- Goal: Copy out every line of the data exactly.

----- Entries

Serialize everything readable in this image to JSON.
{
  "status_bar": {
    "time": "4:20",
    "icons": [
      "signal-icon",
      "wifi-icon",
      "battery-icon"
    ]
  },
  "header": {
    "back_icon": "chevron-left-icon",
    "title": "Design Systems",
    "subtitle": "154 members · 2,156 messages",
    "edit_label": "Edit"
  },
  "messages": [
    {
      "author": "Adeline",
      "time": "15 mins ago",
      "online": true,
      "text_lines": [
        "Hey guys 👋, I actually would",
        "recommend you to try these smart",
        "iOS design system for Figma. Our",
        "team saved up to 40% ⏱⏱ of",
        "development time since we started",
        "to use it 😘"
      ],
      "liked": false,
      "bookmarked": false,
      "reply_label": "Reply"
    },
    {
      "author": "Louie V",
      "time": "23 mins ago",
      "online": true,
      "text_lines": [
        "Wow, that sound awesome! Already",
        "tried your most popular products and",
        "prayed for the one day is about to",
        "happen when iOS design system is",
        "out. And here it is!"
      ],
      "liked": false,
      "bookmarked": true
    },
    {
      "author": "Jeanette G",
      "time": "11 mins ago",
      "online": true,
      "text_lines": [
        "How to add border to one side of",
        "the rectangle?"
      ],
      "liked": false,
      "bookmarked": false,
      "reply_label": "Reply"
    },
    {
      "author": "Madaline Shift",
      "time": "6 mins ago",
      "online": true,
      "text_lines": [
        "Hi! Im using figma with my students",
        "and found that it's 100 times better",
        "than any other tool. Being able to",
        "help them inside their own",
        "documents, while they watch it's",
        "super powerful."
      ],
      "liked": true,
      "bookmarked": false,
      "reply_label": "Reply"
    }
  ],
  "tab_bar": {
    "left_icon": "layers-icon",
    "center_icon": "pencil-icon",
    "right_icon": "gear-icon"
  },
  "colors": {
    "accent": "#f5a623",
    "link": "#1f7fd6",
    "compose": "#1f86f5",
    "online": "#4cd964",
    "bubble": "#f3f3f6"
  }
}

----------

- Problem solution:
Serialize everything readable in this image to JSON.
{
  "status_bar": {
    "time": "4:20",
    "icons": [
      "signal-icon",
      "wifi-icon",
      "battery-icon"
    ]
  },
  "header": {
    "back_icon": "chevron-left-icon",
    "title": "Design Systems",
    "subtitle": "154 members · 2,156 messages",
    "edit_label": "Edit"
  },
  "messages": [
    {
      "author": "Adeline",
      "time": "15 mins ago",
      "online": true,
      "text_lines": [
        "Hey guys 👋, I actually would",
        "recommend you to try these smart",
        "iOS design system for Figma. Our",
        "team saved up to 40% ⏱⏱ of",
        "development time since we started",
        "to use it 😘"
      ],
      "liked": false,
      "bookmarked": false,
      "reply_label": "Reply"
    },
    {
      "author": "Louie V",
      "time": "23 mins ago",
      "online": true,
      "text_lines": [
        "Wow, that sound awesome! Already",
        "tried your most popular products and",
        "prayed for the one day is about to",
        "happen when iOS design system is",
        "out. And here it is!"
      ],
      "liked": false,
      "bookmarked": true
    },
    {
      "author": "Jeanette G",
      "time": "11 mins ago",
      "online": true,
      "text_lines": [
        "How to add border to one side of",
        "the rectangle?"
      ],
      "liked": false,
      "bookmarked": false,
      "reply_label": "Reply"
    },
    {
      "author": "Madaline Shift",
      "time": "6 mins ago",
      "online": true,
      "text_lines": [
        "Hi! Im using figma with my students",
        "and found that it's 100 times better",
        "than any other tool. Being able to",
        "help them inside their own",
        "documents, while they watch it's",
        "super powerful."
      ],
      "liked": true,
      "bookmarked": false,
      "reply_label": "Reply"
    }
  ],
  "tab_bar": {
    "left_icon": "layers-icon",
    "center_icon": "pencil-icon",
    "right_icon": "gear-icon"
  },
  "colors": {
    "accent": "#f5a623",
    "link": "#1f7fd6",
    "compose": "#1f86f5",
    "online": "#4cd964",
    "bubble": "#f3f3f6"
  }
}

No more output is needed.